Set exercise: Every line of the data that contains the string "icon" must be copied.

[Collected data entries]
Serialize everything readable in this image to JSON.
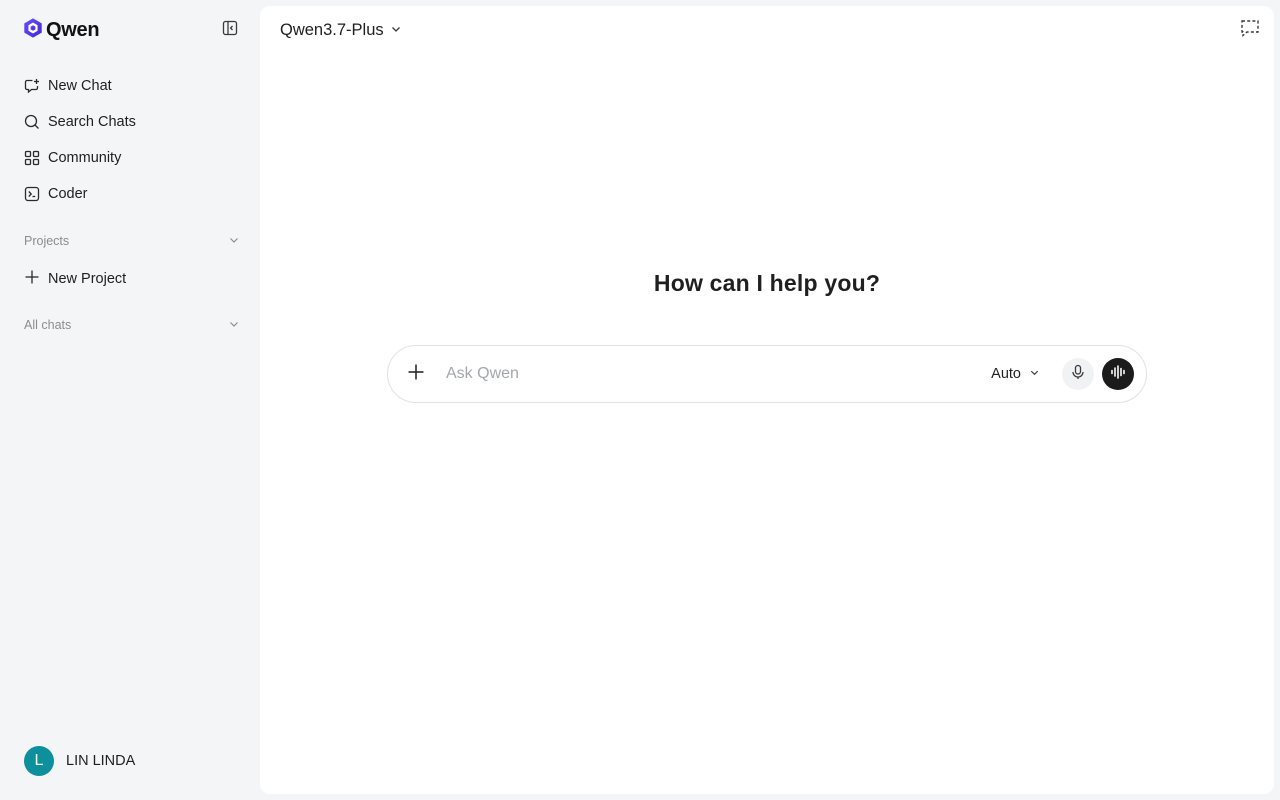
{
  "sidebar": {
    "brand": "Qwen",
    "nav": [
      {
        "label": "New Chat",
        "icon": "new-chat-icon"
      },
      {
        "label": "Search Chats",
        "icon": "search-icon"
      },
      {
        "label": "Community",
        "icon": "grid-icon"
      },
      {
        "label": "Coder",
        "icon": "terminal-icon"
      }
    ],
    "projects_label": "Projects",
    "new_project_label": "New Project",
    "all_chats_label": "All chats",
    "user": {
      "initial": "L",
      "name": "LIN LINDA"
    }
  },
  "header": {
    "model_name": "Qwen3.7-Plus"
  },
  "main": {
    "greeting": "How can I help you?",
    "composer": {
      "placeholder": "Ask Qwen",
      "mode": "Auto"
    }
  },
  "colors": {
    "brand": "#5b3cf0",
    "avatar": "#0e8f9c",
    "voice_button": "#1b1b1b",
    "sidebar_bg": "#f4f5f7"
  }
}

---

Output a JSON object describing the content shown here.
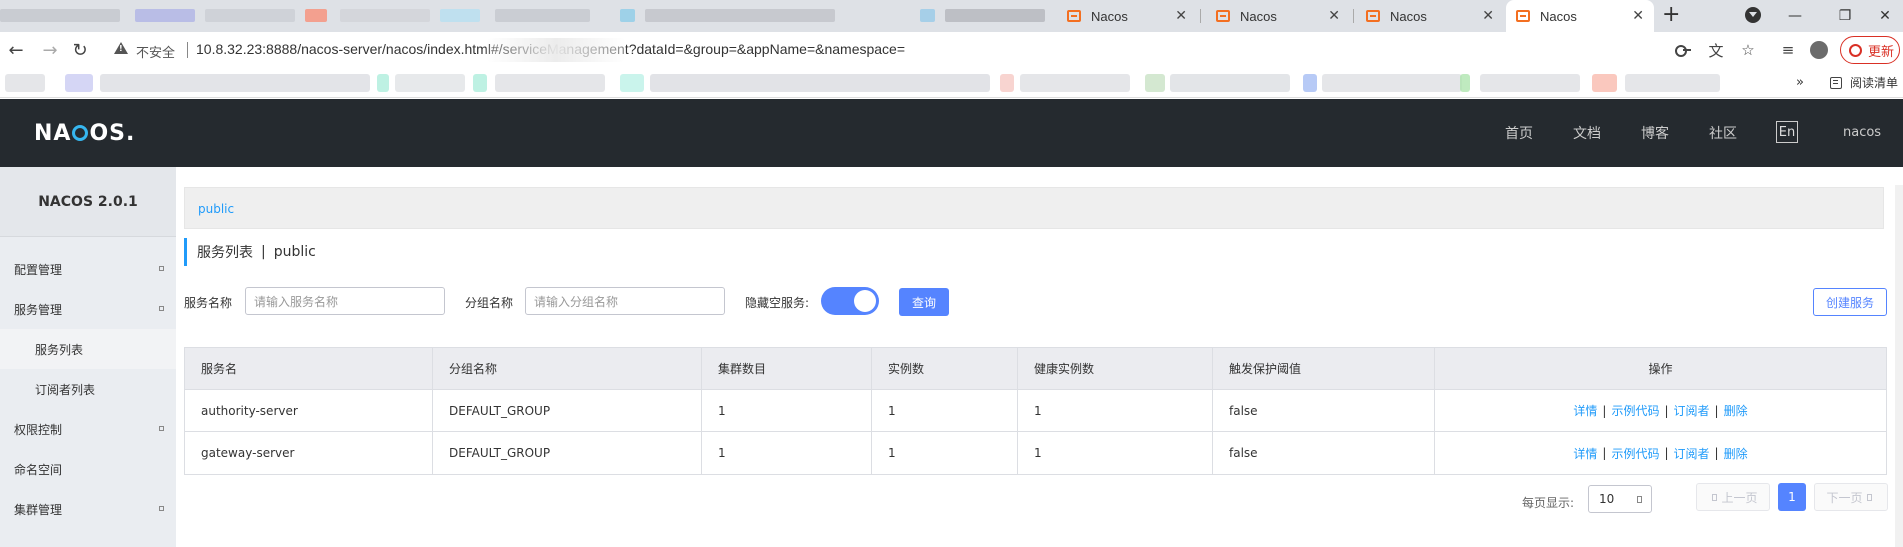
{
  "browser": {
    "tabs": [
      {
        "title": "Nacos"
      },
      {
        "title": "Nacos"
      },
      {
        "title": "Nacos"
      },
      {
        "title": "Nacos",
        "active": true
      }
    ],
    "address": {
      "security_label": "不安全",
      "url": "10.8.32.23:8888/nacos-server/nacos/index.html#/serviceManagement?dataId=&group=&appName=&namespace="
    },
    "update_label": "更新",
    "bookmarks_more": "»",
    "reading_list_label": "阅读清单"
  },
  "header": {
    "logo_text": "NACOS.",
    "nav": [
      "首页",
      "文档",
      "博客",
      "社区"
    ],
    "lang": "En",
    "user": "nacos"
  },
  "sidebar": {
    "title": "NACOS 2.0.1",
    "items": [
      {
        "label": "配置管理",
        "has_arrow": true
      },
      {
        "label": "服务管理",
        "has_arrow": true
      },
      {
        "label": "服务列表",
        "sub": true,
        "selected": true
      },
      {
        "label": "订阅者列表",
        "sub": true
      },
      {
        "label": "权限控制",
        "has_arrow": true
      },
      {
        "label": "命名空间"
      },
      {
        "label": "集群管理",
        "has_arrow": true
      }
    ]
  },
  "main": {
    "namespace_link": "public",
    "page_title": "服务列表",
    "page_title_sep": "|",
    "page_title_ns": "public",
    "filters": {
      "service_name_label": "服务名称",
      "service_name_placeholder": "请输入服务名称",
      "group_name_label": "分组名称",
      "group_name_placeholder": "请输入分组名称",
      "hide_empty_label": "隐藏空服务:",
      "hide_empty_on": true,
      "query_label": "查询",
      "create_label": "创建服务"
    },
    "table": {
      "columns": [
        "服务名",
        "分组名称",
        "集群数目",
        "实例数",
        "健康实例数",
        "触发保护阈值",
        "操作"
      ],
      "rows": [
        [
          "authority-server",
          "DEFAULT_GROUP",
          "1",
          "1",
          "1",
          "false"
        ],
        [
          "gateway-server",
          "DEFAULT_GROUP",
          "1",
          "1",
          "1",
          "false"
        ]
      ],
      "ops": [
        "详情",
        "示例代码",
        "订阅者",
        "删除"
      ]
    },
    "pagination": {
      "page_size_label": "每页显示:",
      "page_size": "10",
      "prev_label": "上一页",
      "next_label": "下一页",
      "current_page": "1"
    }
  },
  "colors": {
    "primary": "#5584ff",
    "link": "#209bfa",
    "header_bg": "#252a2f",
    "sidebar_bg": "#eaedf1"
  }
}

Task output:
        "icon": "new-chat-icon"
        "icon": "search-icon"
        "icon": "grid-icon"
        "icon": "terminal-icon"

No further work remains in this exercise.